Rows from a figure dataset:
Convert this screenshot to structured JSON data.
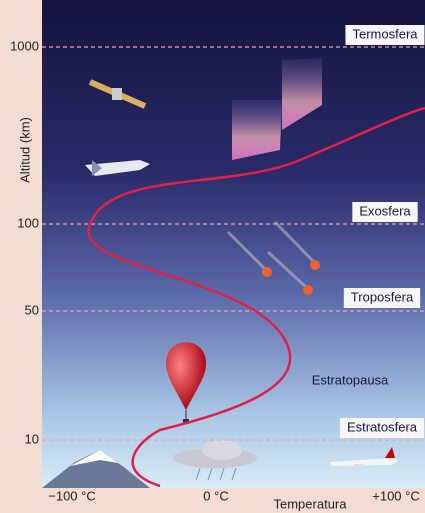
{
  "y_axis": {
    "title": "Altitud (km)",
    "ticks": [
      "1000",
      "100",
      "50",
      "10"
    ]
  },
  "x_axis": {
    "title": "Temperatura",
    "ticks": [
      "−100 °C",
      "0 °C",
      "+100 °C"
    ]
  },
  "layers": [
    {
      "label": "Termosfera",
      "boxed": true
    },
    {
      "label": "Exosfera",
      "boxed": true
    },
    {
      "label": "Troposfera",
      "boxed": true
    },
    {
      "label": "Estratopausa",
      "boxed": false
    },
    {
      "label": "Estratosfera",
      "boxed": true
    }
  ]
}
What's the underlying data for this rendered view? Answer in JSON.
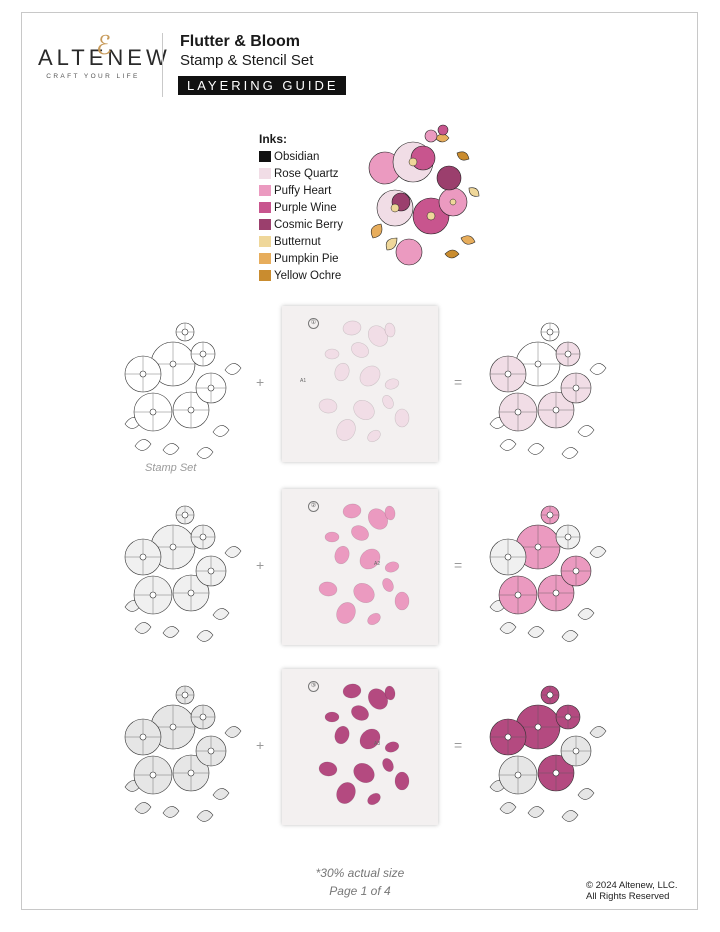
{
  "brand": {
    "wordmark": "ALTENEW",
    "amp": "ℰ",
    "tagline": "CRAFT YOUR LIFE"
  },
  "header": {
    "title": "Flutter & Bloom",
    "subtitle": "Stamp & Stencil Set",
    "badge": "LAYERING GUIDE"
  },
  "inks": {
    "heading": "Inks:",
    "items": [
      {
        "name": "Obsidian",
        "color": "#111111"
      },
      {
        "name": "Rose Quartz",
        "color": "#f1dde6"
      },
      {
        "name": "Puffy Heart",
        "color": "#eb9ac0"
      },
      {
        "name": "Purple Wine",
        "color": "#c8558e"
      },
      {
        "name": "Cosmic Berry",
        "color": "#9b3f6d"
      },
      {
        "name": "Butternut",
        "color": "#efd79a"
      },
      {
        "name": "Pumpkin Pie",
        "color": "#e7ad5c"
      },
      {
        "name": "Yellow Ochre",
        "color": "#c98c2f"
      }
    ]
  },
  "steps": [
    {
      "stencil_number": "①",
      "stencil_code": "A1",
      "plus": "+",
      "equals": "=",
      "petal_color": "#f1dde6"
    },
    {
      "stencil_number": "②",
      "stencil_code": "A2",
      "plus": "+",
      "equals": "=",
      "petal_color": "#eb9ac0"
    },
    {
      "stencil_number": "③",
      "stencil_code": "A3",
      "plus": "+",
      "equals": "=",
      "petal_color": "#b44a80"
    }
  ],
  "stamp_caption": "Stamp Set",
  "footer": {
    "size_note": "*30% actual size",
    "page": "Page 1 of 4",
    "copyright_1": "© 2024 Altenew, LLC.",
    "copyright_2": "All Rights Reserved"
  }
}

==

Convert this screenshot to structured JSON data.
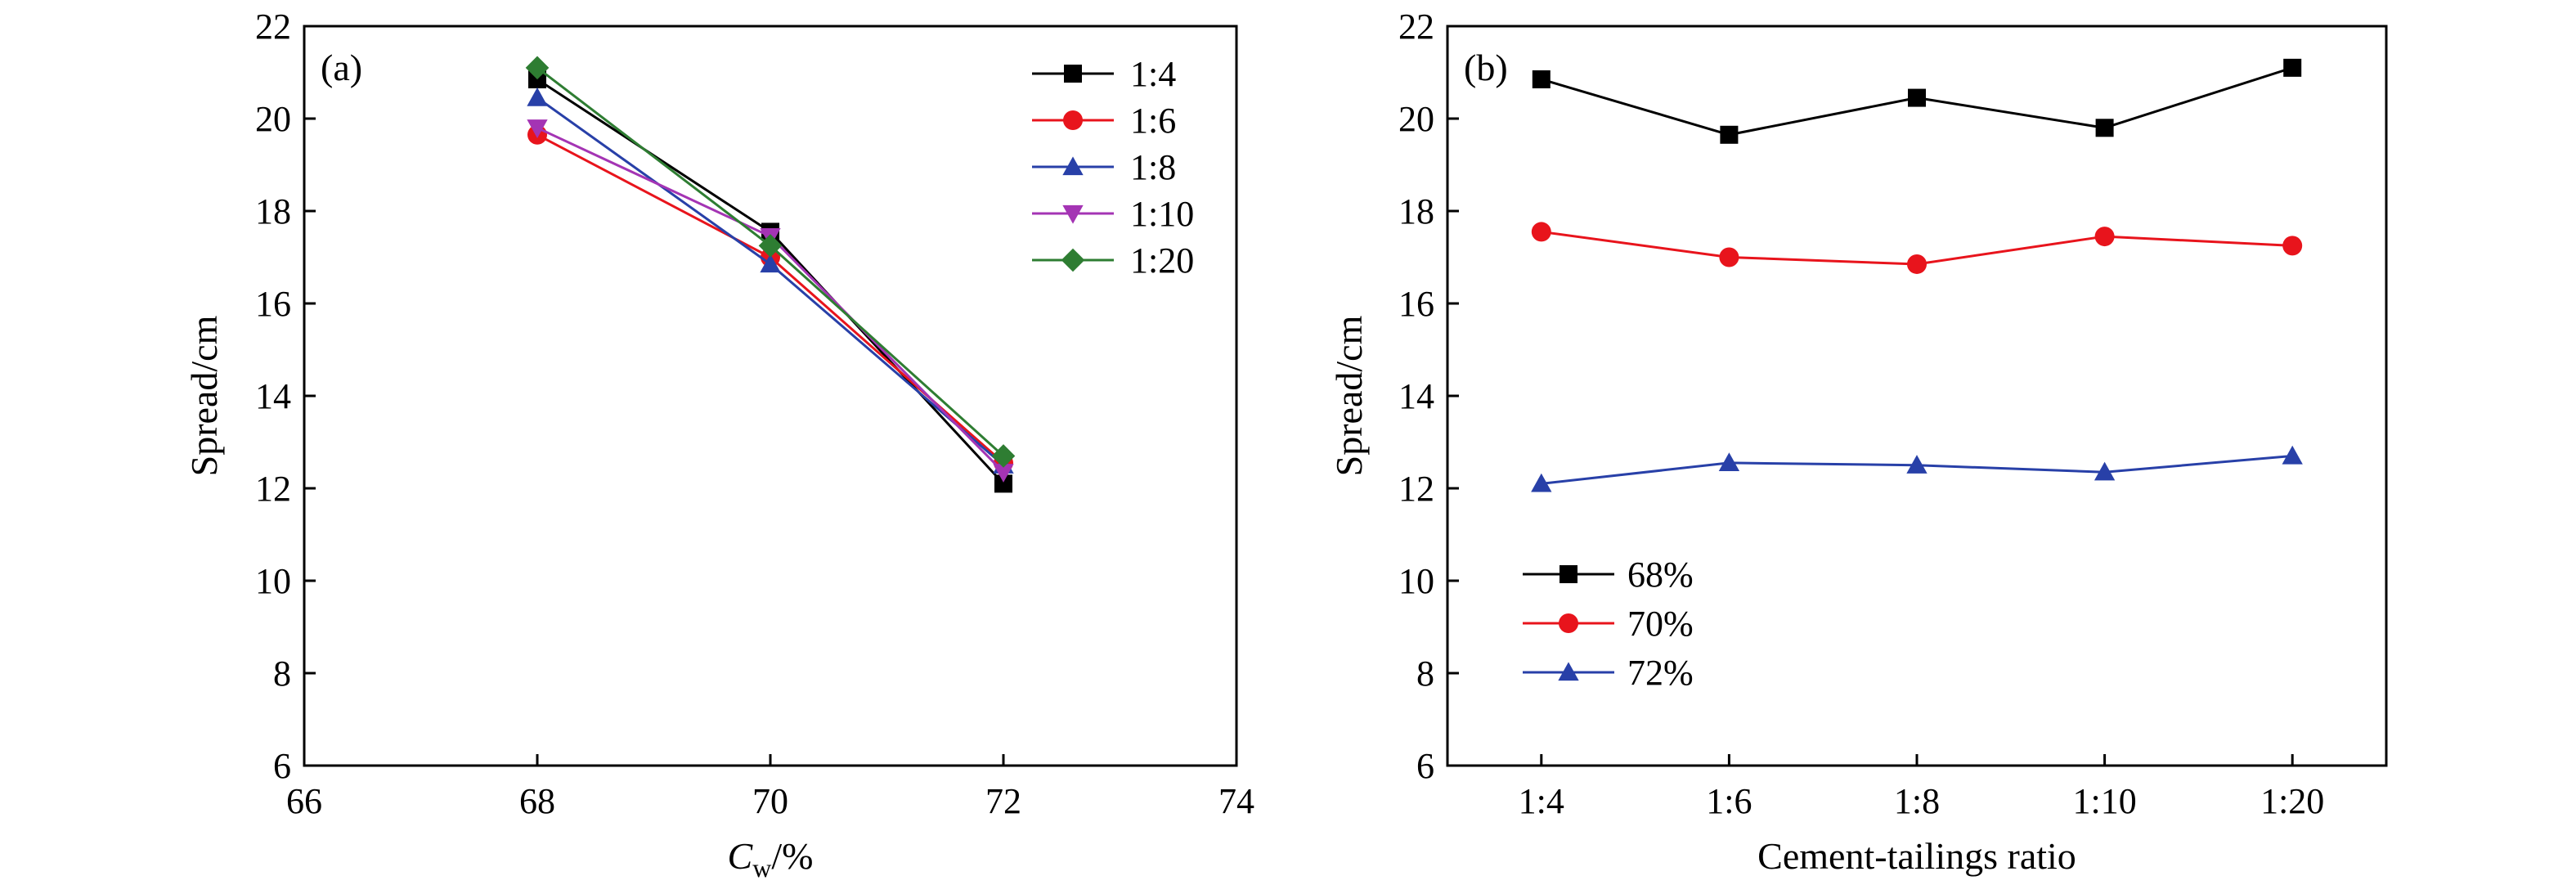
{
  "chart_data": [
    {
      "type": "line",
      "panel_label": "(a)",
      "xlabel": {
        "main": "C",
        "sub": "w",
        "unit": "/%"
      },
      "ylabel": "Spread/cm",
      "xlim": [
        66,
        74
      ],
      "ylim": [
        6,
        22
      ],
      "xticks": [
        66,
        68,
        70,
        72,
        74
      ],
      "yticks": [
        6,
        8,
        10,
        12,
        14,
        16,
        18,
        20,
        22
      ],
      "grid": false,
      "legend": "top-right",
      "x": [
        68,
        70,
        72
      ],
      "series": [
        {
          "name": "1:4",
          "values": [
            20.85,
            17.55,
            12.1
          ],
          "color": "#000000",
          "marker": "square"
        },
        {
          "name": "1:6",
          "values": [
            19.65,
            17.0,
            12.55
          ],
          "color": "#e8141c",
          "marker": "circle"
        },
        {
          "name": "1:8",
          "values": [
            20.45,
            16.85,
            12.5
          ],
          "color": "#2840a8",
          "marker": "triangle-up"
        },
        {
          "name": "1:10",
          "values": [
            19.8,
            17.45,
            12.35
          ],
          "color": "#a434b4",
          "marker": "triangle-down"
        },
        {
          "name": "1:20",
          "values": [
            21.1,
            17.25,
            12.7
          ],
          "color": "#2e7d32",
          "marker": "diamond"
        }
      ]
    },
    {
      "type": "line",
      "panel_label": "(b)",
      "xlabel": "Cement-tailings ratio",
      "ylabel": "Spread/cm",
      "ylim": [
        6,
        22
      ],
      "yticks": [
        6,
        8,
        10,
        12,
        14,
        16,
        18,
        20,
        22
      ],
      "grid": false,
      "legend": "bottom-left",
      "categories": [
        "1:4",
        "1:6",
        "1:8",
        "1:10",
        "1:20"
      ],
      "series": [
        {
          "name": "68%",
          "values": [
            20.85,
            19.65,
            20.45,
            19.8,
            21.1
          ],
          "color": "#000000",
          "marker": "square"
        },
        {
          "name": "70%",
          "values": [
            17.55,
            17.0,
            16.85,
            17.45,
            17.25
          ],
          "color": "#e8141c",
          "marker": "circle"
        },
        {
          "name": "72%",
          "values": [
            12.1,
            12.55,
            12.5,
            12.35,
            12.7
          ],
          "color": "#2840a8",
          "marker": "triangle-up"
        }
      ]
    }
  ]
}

**Requirement:** Copy out the lines in which the string "legend" appears.

**Written response:**
      "legend": "top-right",
      "legend": "bottom-left",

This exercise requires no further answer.